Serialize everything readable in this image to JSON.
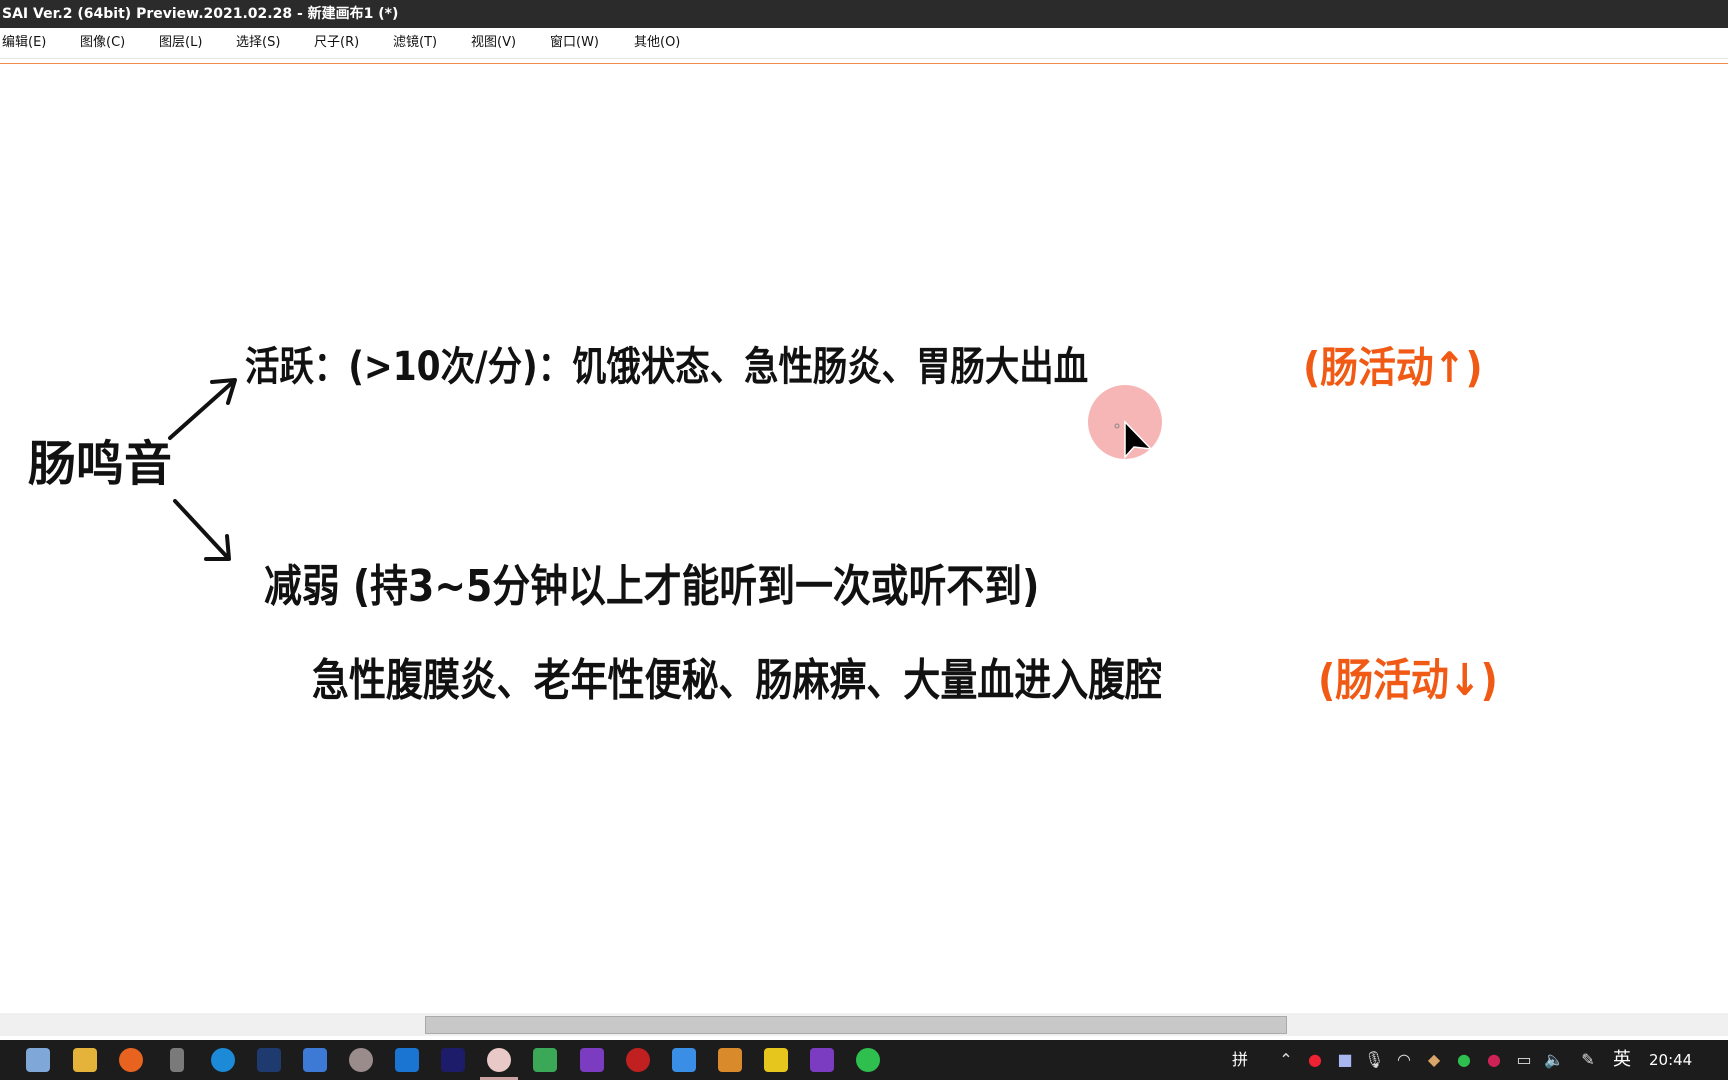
{
  "window": {
    "title": "SAI Ver.2 (64bit) Preview.2021.02.28 - 新建画布1 (*)"
  },
  "menu": [
    {
      "label": "编辑(E)"
    },
    {
      "label": "图像(C)"
    },
    {
      "label": "图层(L)"
    },
    {
      "label": "选择(S)"
    },
    {
      "label": "尺子(R)"
    },
    {
      "label": "滤镜(T)"
    },
    {
      "label": "视图(V)"
    },
    {
      "label": "窗口(W)"
    },
    {
      "label": "其他(O)"
    }
  ],
  "canvas": {
    "root": "肠鸣音",
    "upper_branch": {
      "text": "活跃：(>10次/分)：饥饿状态、急性肠炎、胃肠大出血",
      "note": "(肠活动↑)"
    },
    "lower_branch": {
      "text": "减弱 (持3~5分钟以上才能听到一次或听不到)",
      "causes": "急性腹膜炎、老年性便秘、肠麻痹、大量血进入腹腔",
      "note": "(肠活动↓)"
    },
    "colors": {
      "ink": "#111111",
      "accent": "#f05a14",
      "cursor_halo": "#f4a9a9"
    }
  },
  "taskbar": {
    "icons": [
      "notepad-icon",
      "file-explorer-icon",
      "firefox-icon",
      "usb-icon",
      "edge-icon",
      "app-icon",
      "vm-icon",
      "photos-icon",
      "todo-icon",
      "premiere-icon",
      "sai-icon",
      "app-green-icon",
      "onenote-icon",
      "record-icon",
      "app-blue-icon",
      "app-orange-icon",
      "app-yellow-icon",
      "onenote-icon-2",
      "wechat-icon"
    ],
    "tray": {
      "pinyin": "拼",
      "ime": "英",
      "time": "20:44"
    }
  }
}
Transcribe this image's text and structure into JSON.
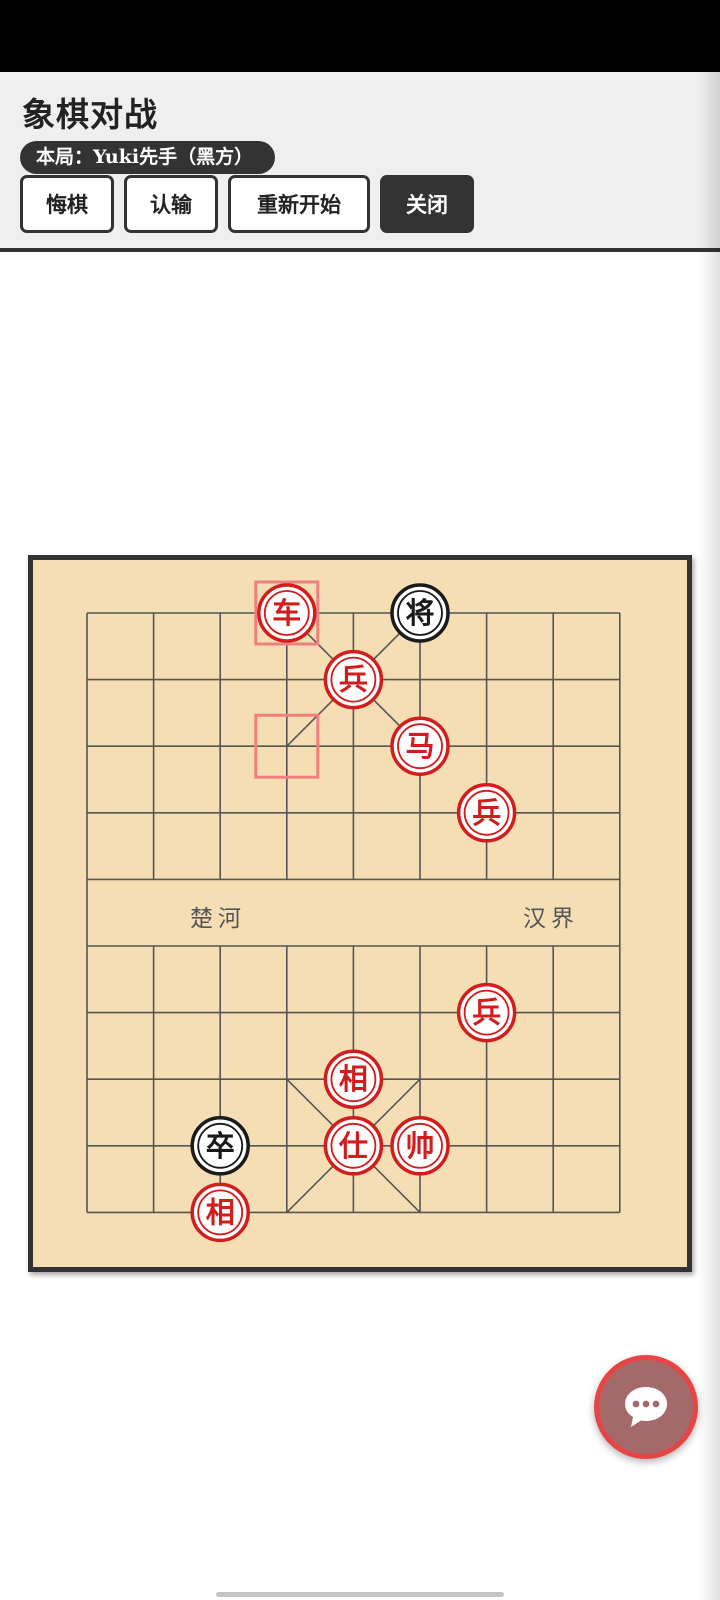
{
  "header": {
    "title": "象棋对战",
    "game_info": "本局：Yuki先手（黑方）"
  },
  "toolbar": {
    "undo_label": "悔棋",
    "resign_label": "认输",
    "restart_label": "重新开始",
    "close_label": "关闭"
  },
  "board": {
    "river_left": "楚河",
    "river_right": "汉界",
    "columns": 9,
    "rows": 10,
    "colors": {
      "background": "#f5deb3",
      "lines": "#555555",
      "red": "#d21d1d",
      "black": "#1a1a1a",
      "highlight": "#f08080"
    },
    "pieces": [
      {
        "char": "车",
        "side": "red",
        "col": 3,
        "row": 0
      },
      {
        "char": "将",
        "side": "black",
        "col": 5,
        "row": 0
      },
      {
        "char": "兵",
        "side": "red",
        "col": 4,
        "row": 1
      },
      {
        "char": "马",
        "side": "red",
        "col": 5,
        "row": 2
      },
      {
        "char": "兵",
        "side": "red",
        "col": 6,
        "row": 3
      },
      {
        "char": "兵",
        "side": "red",
        "col": 6,
        "row": 6
      },
      {
        "char": "相",
        "side": "red",
        "col": 4,
        "row": 7
      },
      {
        "char": "卒",
        "side": "black",
        "col": 2,
        "row": 8
      },
      {
        "char": "仕",
        "side": "red",
        "col": 4,
        "row": 8
      },
      {
        "char": "帅",
        "side": "red",
        "col": 5,
        "row": 8
      },
      {
        "char": "相",
        "side": "red",
        "col": 2,
        "row": 9
      }
    ],
    "last_move": {
      "from": {
        "col": 3,
        "row": 2
      },
      "to": {
        "col": 3,
        "row": 0
      }
    }
  },
  "chat_button": {
    "icon": "chat-bubble-icon"
  }
}
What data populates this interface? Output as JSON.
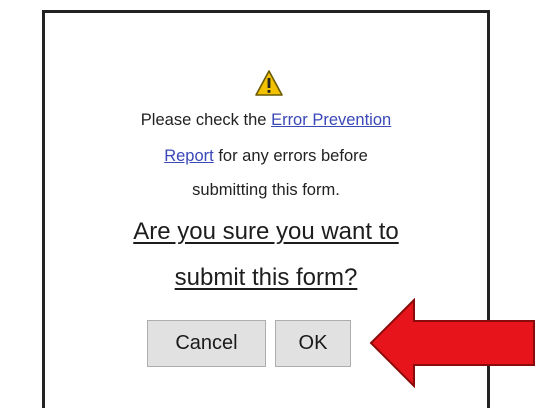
{
  "dialog": {
    "icon": "warning-triangle-icon",
    "message": {
      "prefix": "Please check the",
      "link_part1": "Error Prevention",
      "link_part2": "Report",
      "suffix": "for any errors before",
      "line3": "submitting this form."
    },
    "question": {
      "line1": "Are you sure you want to",
      "line2": "submit this form?"
    },
    "buttons": {
      "cancel_label": "Cancel",
      "ok_label": "OK"
    }
  },
  "annotation": {
    "arrow_icon": "red-arrow-left-icon",
    "arrow_color": "#e8141b",
    "arrow_outline": "#8a0b0b"
  },
  "colors": {
    "link": "#3a48b8",
    "warning_fill": "#f2c200",
    "button_bg": "#e1e1e1"
  }
}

__EXERCISE__. Which lines include "image"? Copy each of them out.

__EXERCISE ANSWER__.
Serialize everything readable in this image to JSON.
Transcribe this image's text and structure into JSON.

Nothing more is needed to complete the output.